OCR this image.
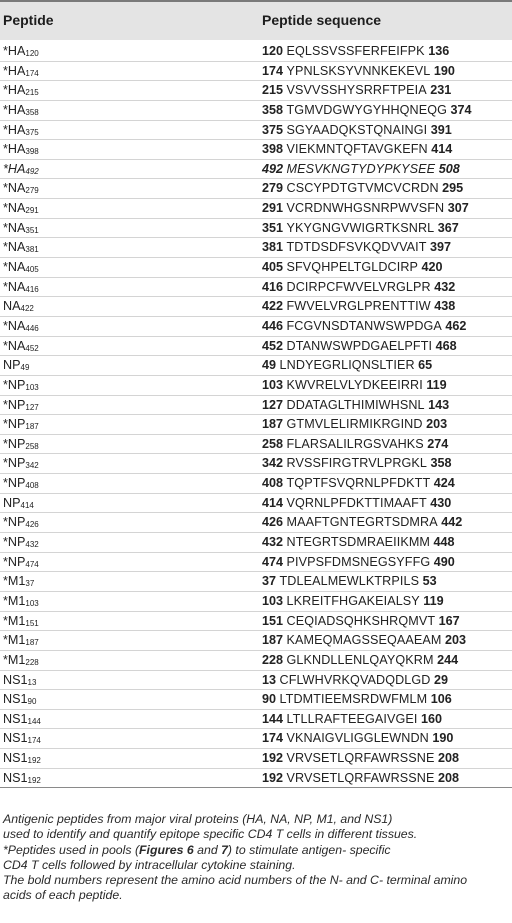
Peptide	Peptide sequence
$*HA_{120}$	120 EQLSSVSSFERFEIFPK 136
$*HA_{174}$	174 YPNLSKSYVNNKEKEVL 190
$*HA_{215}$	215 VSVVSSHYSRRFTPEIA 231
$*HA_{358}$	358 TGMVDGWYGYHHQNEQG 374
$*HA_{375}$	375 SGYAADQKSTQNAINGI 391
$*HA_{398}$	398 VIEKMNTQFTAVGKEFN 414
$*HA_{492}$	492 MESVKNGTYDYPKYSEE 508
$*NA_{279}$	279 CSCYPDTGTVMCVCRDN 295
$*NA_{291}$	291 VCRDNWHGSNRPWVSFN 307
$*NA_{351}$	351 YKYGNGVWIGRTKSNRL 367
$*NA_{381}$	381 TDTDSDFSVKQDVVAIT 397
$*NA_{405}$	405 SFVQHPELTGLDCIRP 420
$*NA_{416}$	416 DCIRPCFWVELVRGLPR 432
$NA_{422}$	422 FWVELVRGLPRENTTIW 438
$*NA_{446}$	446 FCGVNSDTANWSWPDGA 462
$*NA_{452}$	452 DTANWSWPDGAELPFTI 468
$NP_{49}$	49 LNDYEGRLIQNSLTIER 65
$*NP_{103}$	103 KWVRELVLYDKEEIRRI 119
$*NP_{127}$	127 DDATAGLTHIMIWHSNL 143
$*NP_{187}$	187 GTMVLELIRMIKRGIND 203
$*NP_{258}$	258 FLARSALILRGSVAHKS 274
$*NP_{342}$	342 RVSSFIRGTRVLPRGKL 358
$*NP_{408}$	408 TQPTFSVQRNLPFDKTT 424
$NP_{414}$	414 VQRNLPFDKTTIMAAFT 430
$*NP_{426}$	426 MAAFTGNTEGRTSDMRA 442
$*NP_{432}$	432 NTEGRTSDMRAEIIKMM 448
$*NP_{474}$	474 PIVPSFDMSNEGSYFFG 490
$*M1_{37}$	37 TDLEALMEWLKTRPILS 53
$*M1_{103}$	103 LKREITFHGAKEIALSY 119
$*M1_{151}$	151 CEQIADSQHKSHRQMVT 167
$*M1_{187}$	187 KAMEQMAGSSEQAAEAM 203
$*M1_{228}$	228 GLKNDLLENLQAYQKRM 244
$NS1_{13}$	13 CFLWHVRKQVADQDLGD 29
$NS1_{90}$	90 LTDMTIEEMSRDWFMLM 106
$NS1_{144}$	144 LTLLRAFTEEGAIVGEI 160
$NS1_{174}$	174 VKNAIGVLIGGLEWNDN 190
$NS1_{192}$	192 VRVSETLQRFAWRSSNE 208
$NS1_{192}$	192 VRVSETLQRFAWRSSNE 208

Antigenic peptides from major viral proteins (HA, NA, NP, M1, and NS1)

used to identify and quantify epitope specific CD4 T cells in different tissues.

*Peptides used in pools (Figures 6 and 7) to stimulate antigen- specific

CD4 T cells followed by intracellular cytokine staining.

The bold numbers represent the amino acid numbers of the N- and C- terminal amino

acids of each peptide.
--
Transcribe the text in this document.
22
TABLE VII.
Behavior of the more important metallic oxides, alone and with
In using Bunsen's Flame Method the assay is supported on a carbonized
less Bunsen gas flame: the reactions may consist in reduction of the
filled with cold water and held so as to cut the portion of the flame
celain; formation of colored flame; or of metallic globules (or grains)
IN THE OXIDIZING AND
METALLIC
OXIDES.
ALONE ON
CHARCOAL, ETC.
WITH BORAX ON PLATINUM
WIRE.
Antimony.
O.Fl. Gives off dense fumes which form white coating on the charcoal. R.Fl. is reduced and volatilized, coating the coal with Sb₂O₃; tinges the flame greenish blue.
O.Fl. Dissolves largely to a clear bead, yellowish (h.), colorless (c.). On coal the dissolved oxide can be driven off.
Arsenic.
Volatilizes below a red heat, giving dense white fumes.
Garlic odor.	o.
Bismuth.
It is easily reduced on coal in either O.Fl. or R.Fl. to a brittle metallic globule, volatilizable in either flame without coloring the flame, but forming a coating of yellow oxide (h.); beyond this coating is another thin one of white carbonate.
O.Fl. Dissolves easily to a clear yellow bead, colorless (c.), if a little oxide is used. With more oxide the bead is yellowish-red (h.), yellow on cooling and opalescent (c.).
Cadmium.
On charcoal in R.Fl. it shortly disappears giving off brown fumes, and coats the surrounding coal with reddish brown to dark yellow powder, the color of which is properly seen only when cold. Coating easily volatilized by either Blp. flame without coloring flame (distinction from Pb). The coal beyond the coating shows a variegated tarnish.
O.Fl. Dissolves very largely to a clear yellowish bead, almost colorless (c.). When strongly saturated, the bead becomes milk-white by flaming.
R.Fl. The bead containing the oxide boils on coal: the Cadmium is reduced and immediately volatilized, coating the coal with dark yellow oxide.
==
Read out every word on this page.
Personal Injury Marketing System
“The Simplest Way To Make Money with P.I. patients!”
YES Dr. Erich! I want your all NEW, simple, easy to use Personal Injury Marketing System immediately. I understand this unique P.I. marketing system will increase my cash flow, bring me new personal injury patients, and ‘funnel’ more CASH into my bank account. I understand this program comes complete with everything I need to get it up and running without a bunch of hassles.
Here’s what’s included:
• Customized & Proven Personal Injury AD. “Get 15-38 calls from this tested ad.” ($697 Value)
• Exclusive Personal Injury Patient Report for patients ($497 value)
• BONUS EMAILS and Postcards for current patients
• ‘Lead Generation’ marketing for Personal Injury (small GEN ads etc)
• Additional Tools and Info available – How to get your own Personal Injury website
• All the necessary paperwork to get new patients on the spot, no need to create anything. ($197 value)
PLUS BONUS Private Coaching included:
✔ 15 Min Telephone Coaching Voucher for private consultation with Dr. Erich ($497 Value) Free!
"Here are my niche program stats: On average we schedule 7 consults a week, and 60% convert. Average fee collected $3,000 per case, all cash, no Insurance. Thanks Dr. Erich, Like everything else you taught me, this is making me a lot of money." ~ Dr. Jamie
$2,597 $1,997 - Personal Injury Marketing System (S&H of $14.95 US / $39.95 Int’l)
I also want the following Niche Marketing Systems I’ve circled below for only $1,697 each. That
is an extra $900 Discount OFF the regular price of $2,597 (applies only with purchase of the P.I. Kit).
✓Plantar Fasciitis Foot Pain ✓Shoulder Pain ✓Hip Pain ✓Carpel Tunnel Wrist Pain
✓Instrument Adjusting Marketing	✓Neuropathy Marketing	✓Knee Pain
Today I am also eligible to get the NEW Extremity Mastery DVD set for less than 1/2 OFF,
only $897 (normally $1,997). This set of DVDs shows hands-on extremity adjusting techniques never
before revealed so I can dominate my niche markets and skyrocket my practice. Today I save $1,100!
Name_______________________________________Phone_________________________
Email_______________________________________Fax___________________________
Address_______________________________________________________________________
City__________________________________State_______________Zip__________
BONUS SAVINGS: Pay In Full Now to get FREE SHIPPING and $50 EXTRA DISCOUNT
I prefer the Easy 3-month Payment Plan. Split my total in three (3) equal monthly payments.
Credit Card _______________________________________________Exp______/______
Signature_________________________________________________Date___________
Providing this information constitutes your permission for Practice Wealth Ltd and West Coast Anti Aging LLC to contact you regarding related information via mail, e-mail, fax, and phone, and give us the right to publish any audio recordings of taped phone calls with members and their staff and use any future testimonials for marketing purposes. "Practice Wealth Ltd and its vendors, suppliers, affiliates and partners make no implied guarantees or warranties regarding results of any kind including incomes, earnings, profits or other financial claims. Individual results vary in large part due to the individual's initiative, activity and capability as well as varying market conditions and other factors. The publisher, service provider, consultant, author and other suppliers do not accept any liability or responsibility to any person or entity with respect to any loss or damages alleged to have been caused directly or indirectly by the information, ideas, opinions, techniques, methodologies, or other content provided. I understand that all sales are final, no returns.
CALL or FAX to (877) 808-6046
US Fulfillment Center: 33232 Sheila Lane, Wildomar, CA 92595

» DIRECTIONS
Scan the listing above for the word "yellowish" and copy every line that holds it.

» REPLY
O.Fl. Dissolves largely to a clear bead, yellowish (h.), colorless (c.). On coal the dissolved oxide can be driven off.
O.Fl. Dissolves easily to a clear yellow bead, colorless (c.), if a little oxide is used. With more oxide the bead is yellowish-red (h.), yellow on cooling and opalescent (c.).
O.Fl. Dissolves very largely to a clear yellowish bead, almost colorless (c.). When strongly saturated, the bead becomes milk-white by flaming.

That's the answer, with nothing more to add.